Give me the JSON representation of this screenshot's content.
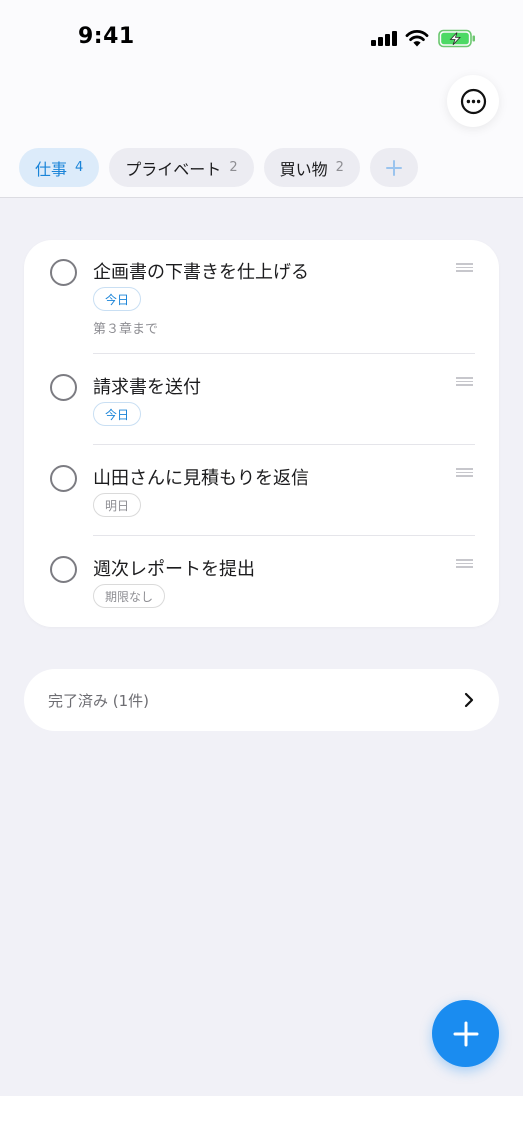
{
  "status_bar": {
    "time": "9:41"
  },
  "header": {
    "more_icon": "ellipsis-circle-icon"
  },
  "tabs": [
    {
      "label": "仕事",
      "count": "4",
      "active": true
    },
    {
      "label": "プライベート",
      "count": "2",
      "active": false
    },
    {
      "label": "買い物",
      "count": "2",
      "active": false
    }
  ],
  "tab_add_icon": "plus-icon",
  "tasks": [
    {
      "title": "企画書の下書きを仕上げる",
      "due": "今日",
      "note": "第３章まで"
    },
    {
      "title": "請求書を送付",
      "due": "今日"
    },
    {
      "title": "山田さんに見積もりを返信",
      "due": "明日"
    },
    {
      "title": "週次レポートを提出",
      "due": "期限なし"
    }
  ],
  "completed": {
    "label": "完了済み (1件)"
  },
  "fab_icon": "plus-icon",
  "colors": {
    "accent": "#1a8cf0",
    "background": "#f1f1f7"
  }
}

__Exercise details__
Omit the pictures. Transcribe every record exactly.

__Full solution__
Give me the JSON representation of this screenshot's content.
{
  "status_bar": {
    "time": "9:41"
  },
  "header": {
    "more_icon": "ellipsis-circle-icon"
  },
  "tabs": [
    {
      "label": "仕事",
      "count": "4",
      "active": true
    },
    {
      "label": "プライベート",
      "count": "2",
      "active": false
    },
    {
      "label": "買い物",
      "count": "2",
      "active": false
    }
  ],
  "tab_add_icon": "plus-icon",
  "tasks": [
    {
      "title": "企画書の下書きを仕上げる",
      "due": "今日",
      "note": "第３章まで"
    },
    {
      "title": "請求書を送付",
      "due": "今日"
    },
    {
      "title": "山田さんに見積もりを返信",
      "due": "明日"
    },
    {
      "title": "週次レポートを提出",
      "due": "期限なし"
    }
  ],
  "completed": {
    "label": "完了済み (1件)"
  },
  "fab_icon": "plus-icon",
  "colors": {
    "accent": "#1a8cf0",
    "background": "#f1f1f7"
  }
}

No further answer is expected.